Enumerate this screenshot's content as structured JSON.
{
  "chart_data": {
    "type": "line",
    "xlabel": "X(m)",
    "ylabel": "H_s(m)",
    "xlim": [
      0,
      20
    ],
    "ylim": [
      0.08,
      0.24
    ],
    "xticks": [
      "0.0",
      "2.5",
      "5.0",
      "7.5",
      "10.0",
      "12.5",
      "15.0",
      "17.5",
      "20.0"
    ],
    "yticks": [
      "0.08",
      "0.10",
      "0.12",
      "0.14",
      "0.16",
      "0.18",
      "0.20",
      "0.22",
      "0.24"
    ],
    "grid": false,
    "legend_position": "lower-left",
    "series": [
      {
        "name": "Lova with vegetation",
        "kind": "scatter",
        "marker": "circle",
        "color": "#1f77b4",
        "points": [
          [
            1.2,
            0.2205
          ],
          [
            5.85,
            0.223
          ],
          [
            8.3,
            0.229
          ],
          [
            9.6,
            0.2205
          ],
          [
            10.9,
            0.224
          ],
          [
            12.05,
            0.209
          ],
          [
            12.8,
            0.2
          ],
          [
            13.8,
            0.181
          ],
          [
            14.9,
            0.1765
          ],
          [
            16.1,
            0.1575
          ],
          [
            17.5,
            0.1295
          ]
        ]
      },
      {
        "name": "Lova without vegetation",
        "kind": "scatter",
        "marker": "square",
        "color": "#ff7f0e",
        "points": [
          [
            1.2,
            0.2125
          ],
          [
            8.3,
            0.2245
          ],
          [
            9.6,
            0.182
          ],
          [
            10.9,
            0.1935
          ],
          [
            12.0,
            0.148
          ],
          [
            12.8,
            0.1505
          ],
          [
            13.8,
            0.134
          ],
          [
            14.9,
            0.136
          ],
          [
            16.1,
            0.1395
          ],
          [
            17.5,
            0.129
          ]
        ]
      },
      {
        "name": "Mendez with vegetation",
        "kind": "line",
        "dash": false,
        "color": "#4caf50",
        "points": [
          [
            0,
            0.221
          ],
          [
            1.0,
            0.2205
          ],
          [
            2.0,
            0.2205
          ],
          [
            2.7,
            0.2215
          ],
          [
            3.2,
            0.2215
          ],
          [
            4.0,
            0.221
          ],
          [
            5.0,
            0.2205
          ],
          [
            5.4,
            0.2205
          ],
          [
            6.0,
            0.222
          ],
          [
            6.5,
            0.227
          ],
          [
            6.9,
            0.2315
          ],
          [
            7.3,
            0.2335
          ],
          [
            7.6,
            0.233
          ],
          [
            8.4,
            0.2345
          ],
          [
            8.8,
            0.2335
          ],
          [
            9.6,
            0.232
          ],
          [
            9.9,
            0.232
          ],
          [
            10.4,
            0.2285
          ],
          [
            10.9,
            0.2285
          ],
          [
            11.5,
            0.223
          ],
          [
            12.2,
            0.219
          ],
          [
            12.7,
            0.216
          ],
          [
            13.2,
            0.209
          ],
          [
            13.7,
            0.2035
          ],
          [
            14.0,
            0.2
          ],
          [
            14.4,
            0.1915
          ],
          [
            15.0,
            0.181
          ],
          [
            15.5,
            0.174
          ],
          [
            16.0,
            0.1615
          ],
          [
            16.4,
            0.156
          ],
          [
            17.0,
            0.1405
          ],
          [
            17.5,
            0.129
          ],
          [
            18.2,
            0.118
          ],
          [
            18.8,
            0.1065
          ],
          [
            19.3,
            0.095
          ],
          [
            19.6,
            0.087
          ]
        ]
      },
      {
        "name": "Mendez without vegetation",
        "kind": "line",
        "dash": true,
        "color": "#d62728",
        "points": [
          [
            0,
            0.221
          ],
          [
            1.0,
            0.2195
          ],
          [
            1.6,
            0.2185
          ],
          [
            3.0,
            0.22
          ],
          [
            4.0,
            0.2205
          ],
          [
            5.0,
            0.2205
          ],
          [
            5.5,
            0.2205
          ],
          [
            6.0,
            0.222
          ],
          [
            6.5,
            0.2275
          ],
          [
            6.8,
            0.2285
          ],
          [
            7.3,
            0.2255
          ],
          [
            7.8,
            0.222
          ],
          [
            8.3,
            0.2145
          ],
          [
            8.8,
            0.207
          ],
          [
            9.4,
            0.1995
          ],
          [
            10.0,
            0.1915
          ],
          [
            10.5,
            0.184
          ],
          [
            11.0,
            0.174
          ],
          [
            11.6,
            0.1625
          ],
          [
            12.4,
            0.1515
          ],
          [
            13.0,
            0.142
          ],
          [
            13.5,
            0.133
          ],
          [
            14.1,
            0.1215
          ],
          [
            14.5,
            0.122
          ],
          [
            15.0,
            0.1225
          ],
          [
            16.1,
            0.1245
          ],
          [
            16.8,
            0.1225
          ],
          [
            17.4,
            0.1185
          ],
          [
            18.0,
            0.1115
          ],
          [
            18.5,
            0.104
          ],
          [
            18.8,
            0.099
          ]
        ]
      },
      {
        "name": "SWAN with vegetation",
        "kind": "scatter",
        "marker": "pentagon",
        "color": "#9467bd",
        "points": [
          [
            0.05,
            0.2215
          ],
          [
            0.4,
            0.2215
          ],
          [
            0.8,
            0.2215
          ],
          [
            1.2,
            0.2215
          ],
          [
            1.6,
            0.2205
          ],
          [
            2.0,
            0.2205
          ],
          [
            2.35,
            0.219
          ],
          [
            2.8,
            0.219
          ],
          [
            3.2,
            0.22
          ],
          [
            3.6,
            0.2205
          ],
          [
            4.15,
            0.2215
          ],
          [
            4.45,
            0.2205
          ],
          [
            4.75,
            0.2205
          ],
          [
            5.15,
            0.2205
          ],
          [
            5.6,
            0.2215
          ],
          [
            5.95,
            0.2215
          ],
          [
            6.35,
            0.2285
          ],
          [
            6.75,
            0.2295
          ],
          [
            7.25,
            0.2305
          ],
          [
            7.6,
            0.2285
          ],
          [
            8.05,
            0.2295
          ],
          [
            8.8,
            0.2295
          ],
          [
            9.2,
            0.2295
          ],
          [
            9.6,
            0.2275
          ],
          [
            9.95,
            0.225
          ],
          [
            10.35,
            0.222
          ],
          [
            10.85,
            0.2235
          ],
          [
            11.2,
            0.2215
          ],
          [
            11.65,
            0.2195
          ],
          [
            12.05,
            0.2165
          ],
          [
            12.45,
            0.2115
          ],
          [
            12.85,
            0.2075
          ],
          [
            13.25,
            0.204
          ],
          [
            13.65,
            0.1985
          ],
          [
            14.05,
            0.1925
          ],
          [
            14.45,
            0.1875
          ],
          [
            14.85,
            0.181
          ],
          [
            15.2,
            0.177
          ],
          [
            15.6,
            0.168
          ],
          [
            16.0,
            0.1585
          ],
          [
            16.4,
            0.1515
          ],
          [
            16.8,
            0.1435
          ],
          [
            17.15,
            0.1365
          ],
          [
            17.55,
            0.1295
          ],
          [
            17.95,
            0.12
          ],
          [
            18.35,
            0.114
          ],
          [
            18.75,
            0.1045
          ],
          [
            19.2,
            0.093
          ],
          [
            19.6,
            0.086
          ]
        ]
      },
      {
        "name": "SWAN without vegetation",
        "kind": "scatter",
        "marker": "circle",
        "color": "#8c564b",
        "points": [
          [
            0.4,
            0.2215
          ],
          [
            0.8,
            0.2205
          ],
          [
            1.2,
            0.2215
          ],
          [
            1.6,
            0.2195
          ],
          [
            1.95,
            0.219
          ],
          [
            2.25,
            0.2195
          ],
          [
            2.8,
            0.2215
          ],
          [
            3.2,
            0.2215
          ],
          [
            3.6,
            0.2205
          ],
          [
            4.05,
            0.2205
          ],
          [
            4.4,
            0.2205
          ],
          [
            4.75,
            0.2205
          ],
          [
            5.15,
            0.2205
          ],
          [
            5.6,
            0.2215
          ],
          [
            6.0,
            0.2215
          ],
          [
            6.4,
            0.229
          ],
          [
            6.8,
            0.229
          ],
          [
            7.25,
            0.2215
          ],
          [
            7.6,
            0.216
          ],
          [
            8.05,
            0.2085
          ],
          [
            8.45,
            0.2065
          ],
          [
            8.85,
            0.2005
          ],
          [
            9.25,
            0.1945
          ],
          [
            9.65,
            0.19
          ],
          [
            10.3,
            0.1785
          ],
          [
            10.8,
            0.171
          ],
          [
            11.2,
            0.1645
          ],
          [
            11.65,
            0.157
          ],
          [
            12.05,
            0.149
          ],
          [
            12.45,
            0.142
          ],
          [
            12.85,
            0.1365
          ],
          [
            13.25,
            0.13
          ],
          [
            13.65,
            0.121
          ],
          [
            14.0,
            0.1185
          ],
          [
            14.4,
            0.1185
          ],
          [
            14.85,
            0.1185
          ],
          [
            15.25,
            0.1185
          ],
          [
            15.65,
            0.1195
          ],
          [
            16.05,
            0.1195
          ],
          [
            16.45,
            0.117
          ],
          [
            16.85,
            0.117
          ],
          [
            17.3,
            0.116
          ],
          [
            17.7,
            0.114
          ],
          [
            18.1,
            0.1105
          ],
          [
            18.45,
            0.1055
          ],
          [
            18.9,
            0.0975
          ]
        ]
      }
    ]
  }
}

● Problem requirements
Going through the entries above, report how many lines include the string "Mendez". The number alone is the answer.

● Solution for this exercise
2